_WHAT YOU SHOULD DO_. Exactly repeat all the records below, omitting the images they hold.

(Records that describe figures)
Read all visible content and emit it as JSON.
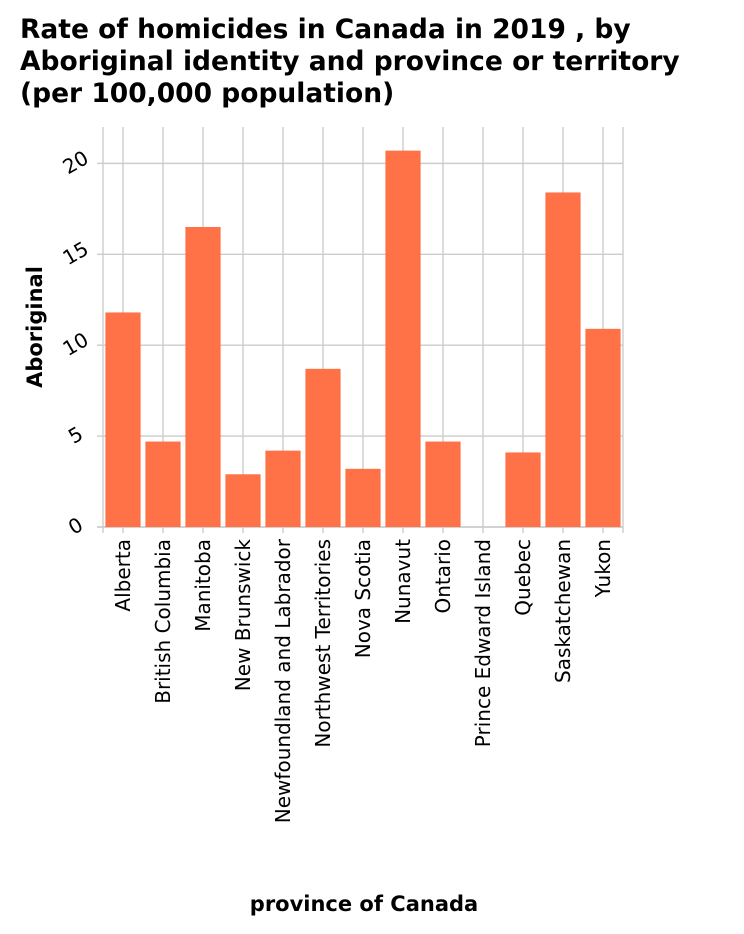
{
  "chart_data": {
    "type": "bar",
    "title_lines": [
      "Rate of homicides in Canada in 2019 , by",
      "Aboriginal identity and province or territory",
      "(per 100,000 population)"
    ],
    "xlabel": "province of Canada",
    "ylabel": "Aboriginal",
    "categories": [
      "Alberta",
      "British Columbia",
      "Manitoba",
      "New Brunswick",
      "Newfoundland and Labrador",
      "Northwest Territories",
      "Nova Scotia",
      "Nunavut",
      "Ontario",
      "Prince Edward Island",
      "Quebec",
      "Saskatchewan",
      "Yukon"
    ],
    "values": [
      11.8,
      4.7,
      16.5,
      2.9,
      4.2,
      8.7,
      3.2,
      20.7,
      4.7,
      0,
      4.1,
      18.4,
      10.9
    ],
    "ylim": [
      0,
      22
    ],
    "yticks": [
      0,
      5,
      10,
      15,
      20
    ],
    "grid": true,
    "bar_color": "#ff7247",
    "grid_color": "#cccccc"
  }
}
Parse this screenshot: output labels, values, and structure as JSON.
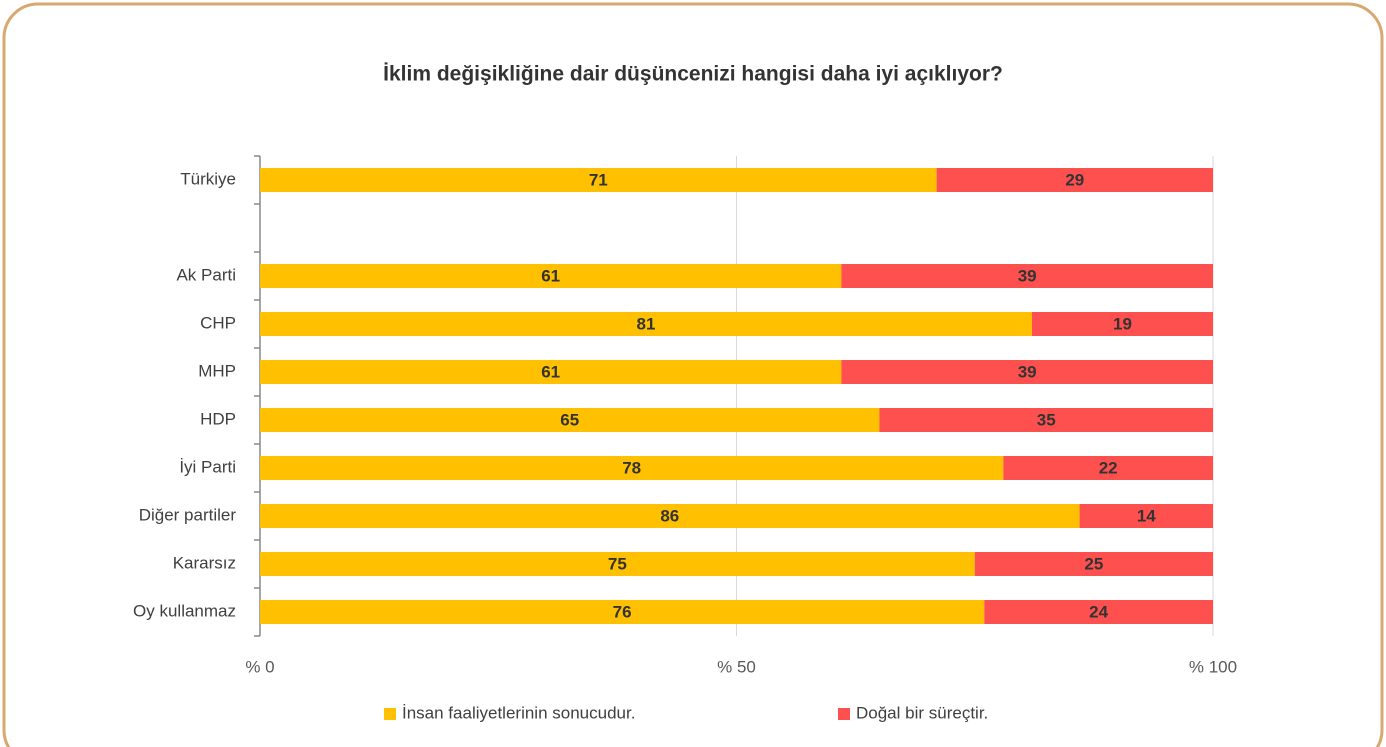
{
  "chart_data": {
    "type": "bar",
    "orientation": "horizontal",
    "stacked": true,
    "title": "İklim değişikliğine dair düşüncenizi hangisi daha iyi açıklıyor?",
    "categories": [
      "Türkiye",
      null,
      "Ak Parti",
      "CHP",
      "MHP",
      "HDP",
      "İyi Parti",
      "Diğer partiler",
      "Kararsız",
      "Oy kullanmaz"
    ],
    "series": [
      {
        "name": "İnsan faaliyetlerinin sonucudur.",
        "color": "#ffc000",
        "values": [
          71,
          null,
          61,
          81,
          61,
          65,
          78,
          86,
          75,
          76
        ]
      },
      {
        "name": "Doğal bir süreçtir.",
        "color": "#ff5050",
        "values": [
          29,
          null,
          39,
          19,
          39,
          35,
          22,
          14,
          25,
          24
        ]
      }
    ],
    "xlim": [
      0,
      100
    ],
    "xticks": [
      {
        "value": 0,
        "label": "% 0"
      },
      {
        "value": 50,
        "label": "% 50"
      },
      {
        "value": 100,
        "label": "% 100"
      }
    ],
    "grid": true,
    "legend": "bottom"
  }
}
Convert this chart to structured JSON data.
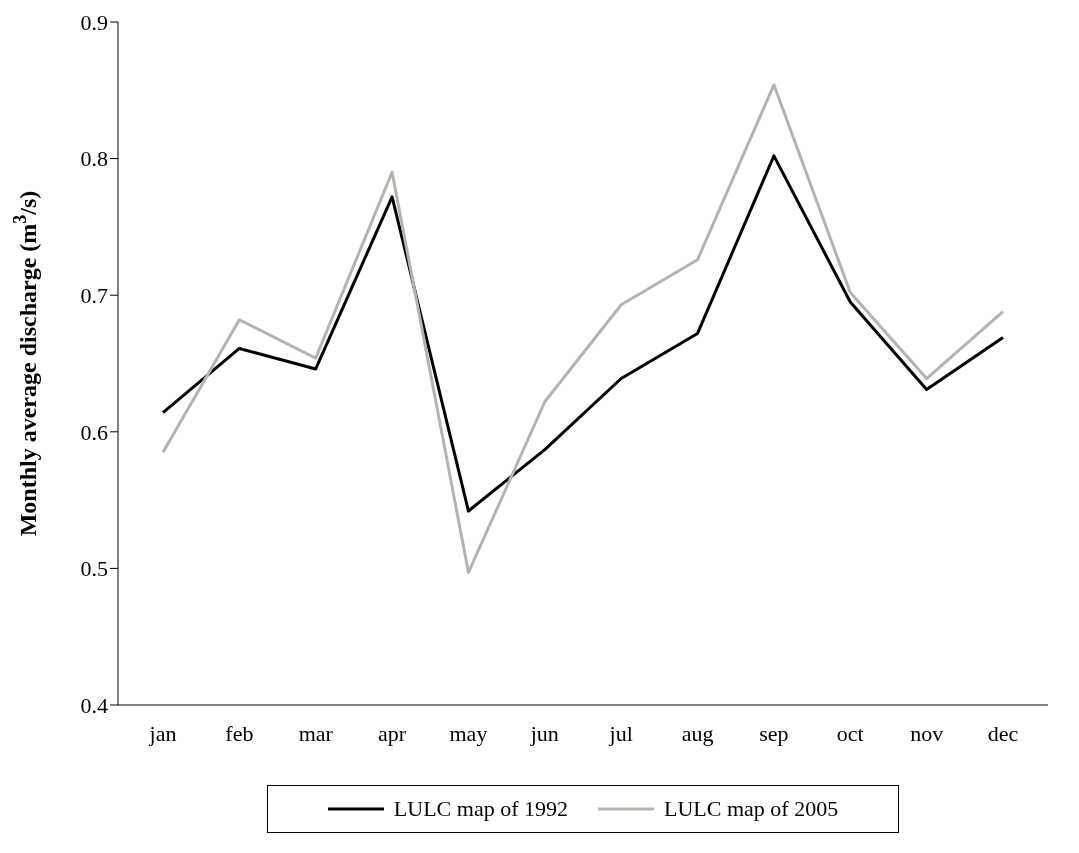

_RIGHT ANSWER_.
Read all visible content and emit it as JSON.
{
  "chart_data": {
    "type": "bar",
    "title_lines": [
      "Rate of homicides in Canada in 2019 , by",
      "Aboriginal identity and province or territory",
      "(per 100,000 population)"
    ],
    "xlabel": "province of Canada",
    "ylabel": "Aboriginal",
    "categories": [
      "Alberta",
      "British Columbia",
      "Manitoba",
      "New Brunswick",
      "Newfoundland and Labrador",
      "Northwest Territories",
      "Nova Scotia",
      "Nunavut",
      "Ontario",
      "Prince Edward Island",
      "Quebec",
      "Saskatchewan",
      "Yukon"
    ],
    "values": [
      11.8,
      4.7,
      16.5,
      2.9,
      4.2,
      8.7,
      3.2,
      20.7,
      4.7,
      0,
      4.1,
      18.4,
      10.9
    ],
    "ylim": [
      0,
      22
    ],
    "yticks": [
      0,
      5,
      10,
      15,
      20
    ],
    "grid": true,
    "bar_color": "#ff7247",
    "grid_color": "#cccccc"
  }
}
Parse this screenshot: output labels, values, and structure as JSON.
{
  "chart_data": {
    "type": "bar",
    "orientation": "horizontal",
    "stacked": true,
    "title": "İklim değişikliğine dair düşüncenizi hangisi daha iyi açıklıyor?",
    "categories": [
      "Türkiye",
      null,
      "Ak Parti",
      "CHP",
      "MHP",
      "HDP",
      "İyi Parti",
      "Diğer partiler",
      "Kararsız",
      "Oy kullanmaz"
    ],
    "series": [
      {
        "name": "İnsan faaliyetlerinin sonucudur.",
        "color": "#ffc000",
        "values": [
          71,
          null,
          61,
          81,
          61,
          65,
          78,
          86,
          75,
          76
        ]
      },
      {
        "name": "Doğal bir süreçtir.",
        "color": "#ff5050",
        "values": [
          29,
          null,
          39,
          19,
          39,
          35,
          22,
          14,
          25,
          24
        ]
      }
    ],
    "xlim": [
      0,
      100
    ],
    "xticks": [
      {
        "value": 0,
        "label": "% 0"
      },
      {
        "value": 50,
        "label": "% 50"
      },
      {
        "value": 100,
        "label": "% 100"
      }
    ],
    "grid": true,
    "legend": "bottom"
  }
}
Convert this chart to structured JSON data.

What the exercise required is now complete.